Your task
Take each line containing the word "sprzedaży" and copy it.
>> start Records for processing
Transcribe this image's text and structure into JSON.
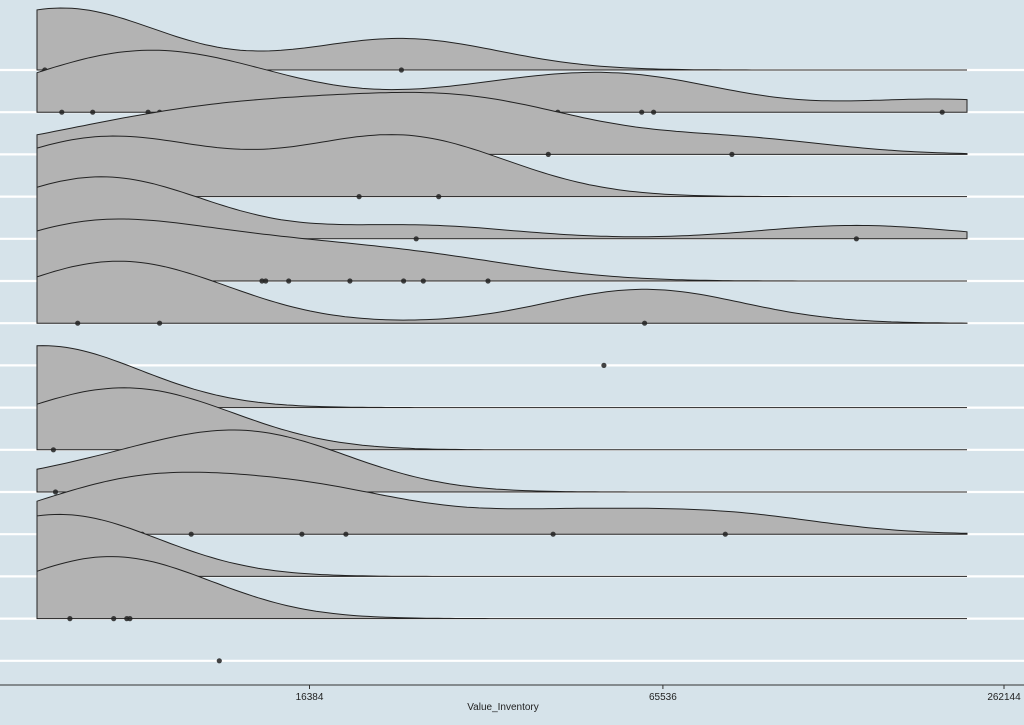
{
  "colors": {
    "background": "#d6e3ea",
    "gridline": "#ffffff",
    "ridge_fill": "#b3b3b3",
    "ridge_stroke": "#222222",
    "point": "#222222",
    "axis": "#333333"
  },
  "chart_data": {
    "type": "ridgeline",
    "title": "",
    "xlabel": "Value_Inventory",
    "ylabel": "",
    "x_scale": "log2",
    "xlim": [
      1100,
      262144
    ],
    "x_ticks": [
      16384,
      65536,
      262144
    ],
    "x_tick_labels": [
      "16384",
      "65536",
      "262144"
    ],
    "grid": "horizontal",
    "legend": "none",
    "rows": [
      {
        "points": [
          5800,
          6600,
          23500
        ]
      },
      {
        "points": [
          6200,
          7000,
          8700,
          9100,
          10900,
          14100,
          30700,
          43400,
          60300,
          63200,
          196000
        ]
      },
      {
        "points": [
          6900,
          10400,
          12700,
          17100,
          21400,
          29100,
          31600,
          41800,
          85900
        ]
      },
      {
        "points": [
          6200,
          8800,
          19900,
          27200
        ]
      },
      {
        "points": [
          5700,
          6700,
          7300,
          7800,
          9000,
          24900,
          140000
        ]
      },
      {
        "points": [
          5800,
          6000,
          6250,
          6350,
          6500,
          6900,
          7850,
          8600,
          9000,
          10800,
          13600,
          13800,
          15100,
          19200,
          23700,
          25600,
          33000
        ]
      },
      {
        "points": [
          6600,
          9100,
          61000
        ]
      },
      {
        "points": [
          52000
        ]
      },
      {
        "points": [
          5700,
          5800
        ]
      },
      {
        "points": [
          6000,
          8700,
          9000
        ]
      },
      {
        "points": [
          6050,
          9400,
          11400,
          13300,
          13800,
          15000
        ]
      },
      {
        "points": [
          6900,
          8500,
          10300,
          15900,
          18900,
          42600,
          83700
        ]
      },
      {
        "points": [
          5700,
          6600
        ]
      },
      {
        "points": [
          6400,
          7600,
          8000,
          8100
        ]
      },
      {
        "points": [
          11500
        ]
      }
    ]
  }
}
>> end Records for processing
>> start Records for processing
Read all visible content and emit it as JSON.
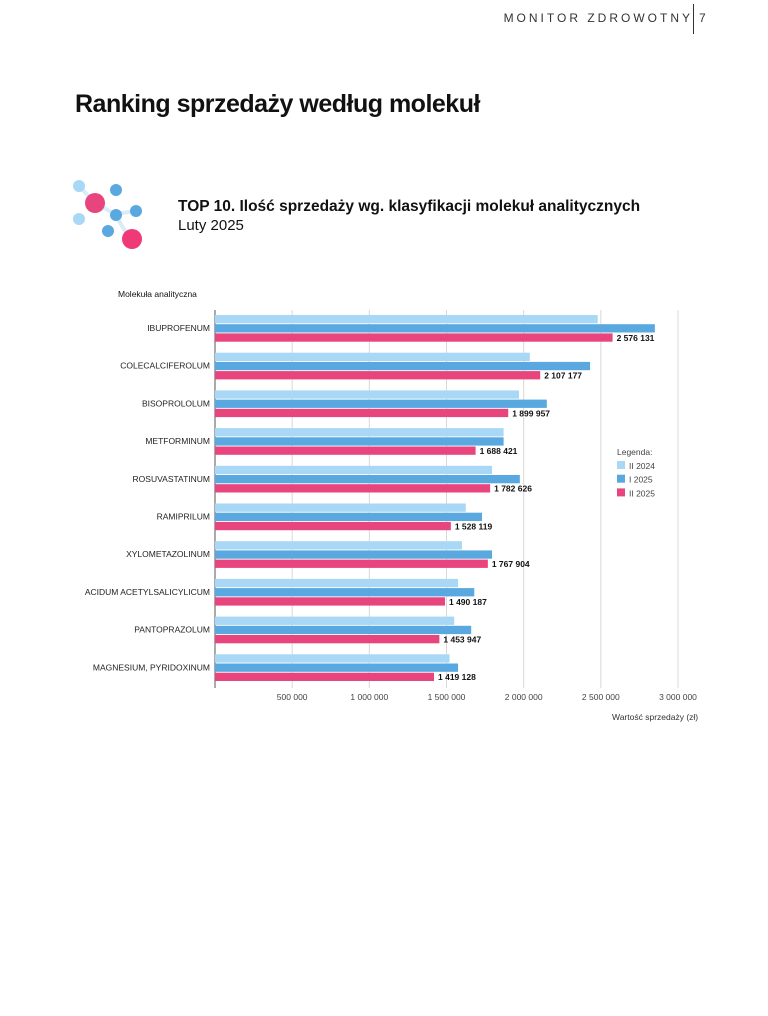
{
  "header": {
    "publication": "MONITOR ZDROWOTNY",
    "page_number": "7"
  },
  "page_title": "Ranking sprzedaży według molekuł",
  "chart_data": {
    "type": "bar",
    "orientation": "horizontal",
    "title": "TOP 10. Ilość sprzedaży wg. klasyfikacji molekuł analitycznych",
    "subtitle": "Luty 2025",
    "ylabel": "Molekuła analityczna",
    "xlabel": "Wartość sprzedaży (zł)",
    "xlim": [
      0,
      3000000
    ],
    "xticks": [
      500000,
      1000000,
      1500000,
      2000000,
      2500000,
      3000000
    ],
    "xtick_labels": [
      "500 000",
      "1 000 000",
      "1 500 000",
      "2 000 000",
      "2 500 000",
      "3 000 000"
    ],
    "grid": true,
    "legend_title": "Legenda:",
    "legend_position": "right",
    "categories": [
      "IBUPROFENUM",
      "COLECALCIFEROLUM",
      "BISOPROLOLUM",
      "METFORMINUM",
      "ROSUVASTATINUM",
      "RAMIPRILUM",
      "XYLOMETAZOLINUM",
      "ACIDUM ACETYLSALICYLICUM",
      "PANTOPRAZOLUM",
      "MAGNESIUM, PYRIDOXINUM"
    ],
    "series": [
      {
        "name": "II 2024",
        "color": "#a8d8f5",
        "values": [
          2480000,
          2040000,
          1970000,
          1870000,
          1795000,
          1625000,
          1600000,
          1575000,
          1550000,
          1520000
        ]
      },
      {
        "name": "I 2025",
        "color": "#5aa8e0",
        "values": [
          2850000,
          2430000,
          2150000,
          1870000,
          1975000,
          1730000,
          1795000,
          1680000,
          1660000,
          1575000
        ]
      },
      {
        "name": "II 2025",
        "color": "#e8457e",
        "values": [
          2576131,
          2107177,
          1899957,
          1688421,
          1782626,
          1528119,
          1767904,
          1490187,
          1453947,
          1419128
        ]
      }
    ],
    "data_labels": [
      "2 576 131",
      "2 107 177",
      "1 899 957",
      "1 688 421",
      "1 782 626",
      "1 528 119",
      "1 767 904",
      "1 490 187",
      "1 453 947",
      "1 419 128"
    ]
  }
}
>> end Records for processing
Solution to the problem
  "page_title": "Ranking sprzedaży według molekuł",
    "title": "TOP 10. Ilość sprzedaży wg. klasyfikacji molekuł analitycznych",
    "xlabel": "Wartość sprzedaży (zł)",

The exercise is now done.